BEGIN Task material
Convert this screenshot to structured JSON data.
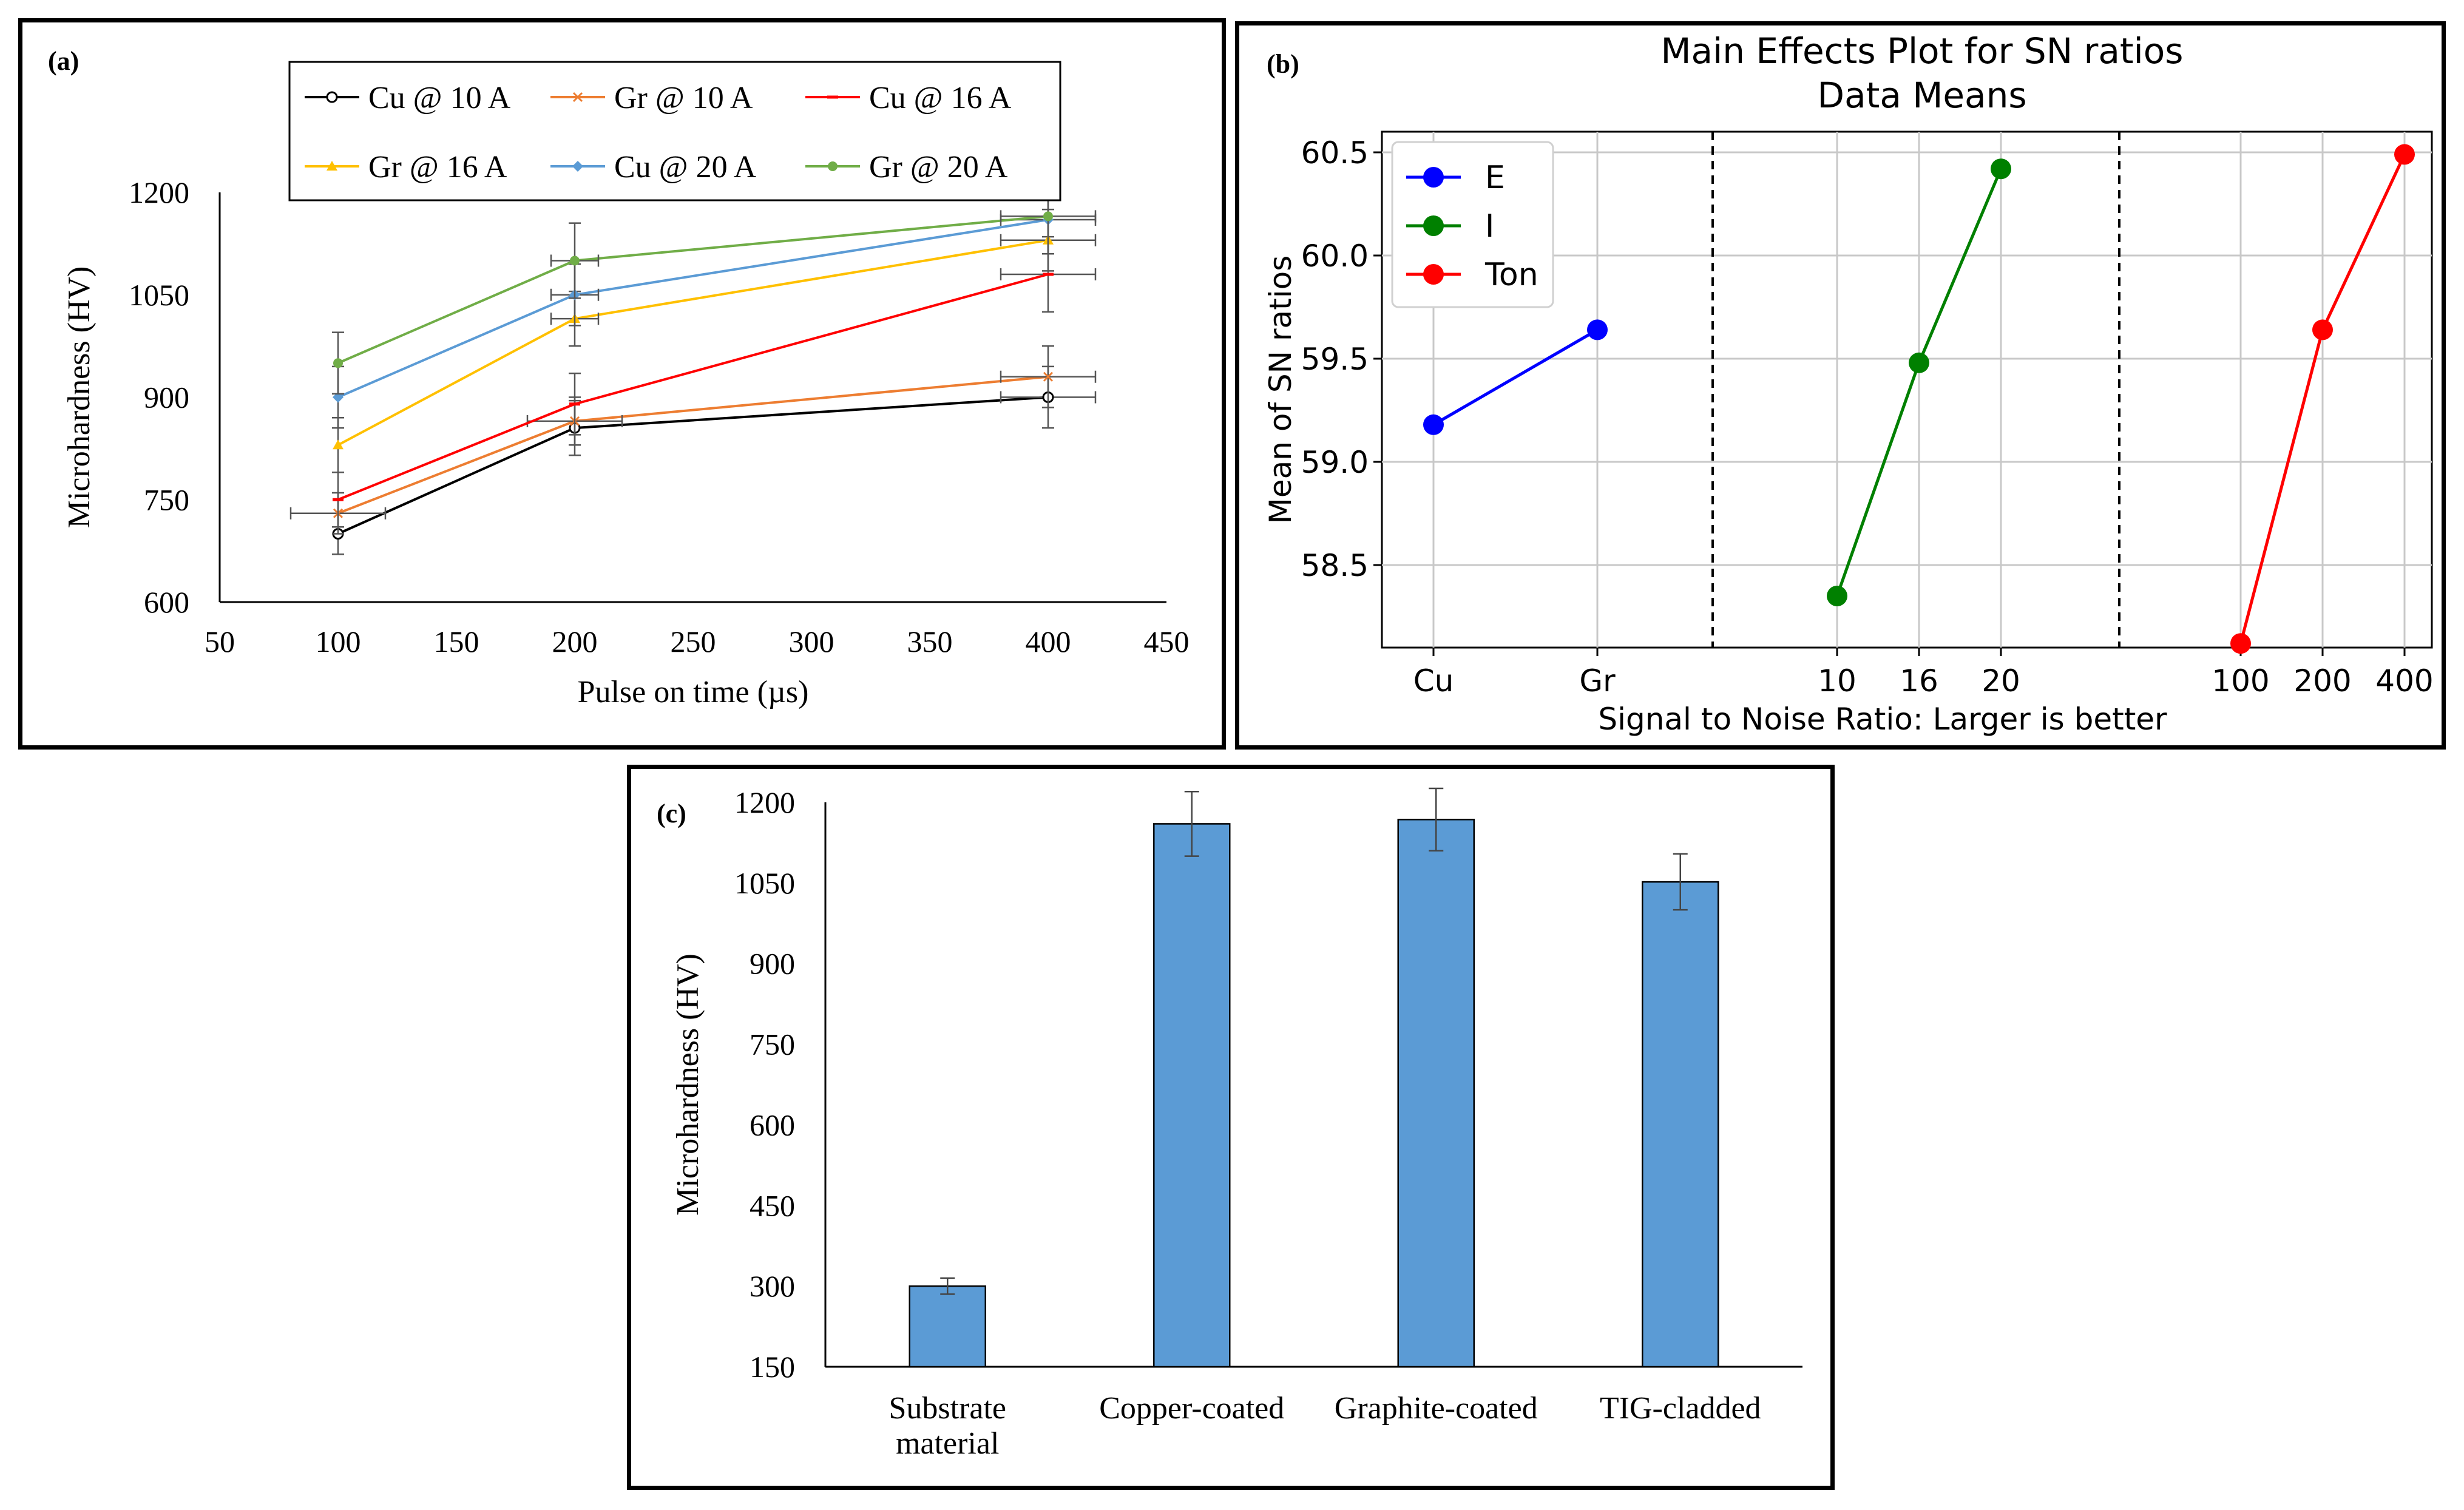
{
  "chart_data": [
    {
      "panel": "(a)",
      "type": "line",
      "xlabel": "Pulse on time (µs)",
      "ylabel": "Microhardness (HV)",
      "xlim": [
        50,
        450
      ],
      "ylim": [
        600,
        1200
      ],
      "xticks": [
        50,
        100,
        150,
        200,
        250,
        300,
        350,
        400,
        450
      ],
      "yticks": [
        600,
        750,
        900,
        1050,
        1200
      ],
      "x": [
        100,
        200,
        400
      ],
      "legend": "top, two rows, boxed",
      "series": [
        {
          "name": "Cu @ 10 A",
          "values": [
            700,
            855,
            900
          ],
          "err": [
            30,
            40,
            45
          ],
          "xerr": [
            0,
            0,
            20
          ],
          "color": "#000000",
          "marker": "circle-open"
        },
        {
          "name": "Gr @ 10 A",
          "values": [
            730,
            865,
            930
          ],
          "err": [
            30,
            35,
            45
          ],
          "xerr": [
            20,
            20,
            20
          ],
          "color": "#ed7d31",
          "marker": "x"
        },
        {
          "name": "Cu @ 16 A",
          "values": [
            750,
            890,
            1080
          ],
          "err": [
            40,
            45,
            55
          ],
          "xerr": [
            0,
            0,
            20
          ],
          "color": "#ff0000",
          "marker": "dash"
        },
        {
          "name": "Gr @ 16 A",
          "values": [
            830,
            1015,
            1130
          ],
          "err": [
            40,
            40,
            45
          ],
          "xerr": [
            0,
            10,
            20
          ],
          "color": "#ffc000",
          "marker": "triangle"
        },
        {
          "name": "Cu @ 20 A",
          "values": [
            900,
            1050,
            1160
          ],
          "err": [
            45,
            45,
            50
          ],
          "xerr": [
            0,
            10,
            20
          ],
          "color": "#5b9bd5",
          "marker": "diamond"
        },
        {
          "name": "Gr @ 20 A",
          "values": [
            950,
            1100,
            1165
          ],
          "err": [
            45,
            55,
            55
          ],
          "xerr": [
            0,
            10,
            20
          ],
          "color": "#70ad47",
          "marker": "circle"
        }
      ]
    },
    {
      "panel": "(b)",
      "type": "line",
      "title": "Main Effects Plot for SN ratios",
      "subtitle": "Data Means",
      "xlabel": "Signal to Noise Ratio: Larger is better",
      "ylabel": "Mean of SN ratios",
      "ylim": [
        58.1,
        60.6
      ],
      "yticks": [
        58.5,
        59.0,
        59.5,
        60.0,
        60.5
      ],
      "grid": true,
      "legend": "top-left",
      "series": [
        {
          "name": "E",
          "categories": [
            "Cu",
            "Gr"
          ],
          "values": [
            59.18,
            59.64
          ],
          "color": "#0000ff"
        },
        {
          "name": "I",
          "categories": [
            "10",
            "16",
            "20"
          ],
          "values": [
            58.35,
            59.48,
            60.42
          ],
          "color": "#008000"
        },
        {
          "name": "Ton",
          "categories": [
            "100",
            "200",
            "400"
          ],
          "values": [
            58.12,
            59.64,
            60.49
          ],
          "color": "#ff0000"
        }
      ]
    },
    {
      "panel": "(c)",
      "type": "bar",
      "ylabel": "Microhardness (HV)",
      "ylim": [
        150,
        1200
      ],
      "yticks": [
        150,
        300,
        450,
        600,
        750,
        900,
        1050,
        1200
      ],
      "categories": [
        [
          "Substrate",
          "material"
        ],
        [
          "Copper-coated"
        ],
        [
          "Graphite-coated"
        ],
        [
          "TIG-cladded"
        ]
      ],
      "values": [
        300,
        1160,
        1168,
        1052
      ],
      "err": [
        15,
        60,
        58,
        52
      ],
      "color": "#5b9bd5"
    }
  ]
}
END Task material
▶ _Task to carry out_:
Wherever a line in the data above holds "name", copy that line.

▶ _Solution to this task_:
          "name": "Cu @ 10 A",
          "name": "Gr @ 10 A",
          "name": "Cu @ 16 A",
          "name": "Gr @ 16 A",
          "name": "Cu @ 20 A",
          "name": "Gr @ 20 A",
          "name": "E",
          "name": "I",
          "name": "Ton",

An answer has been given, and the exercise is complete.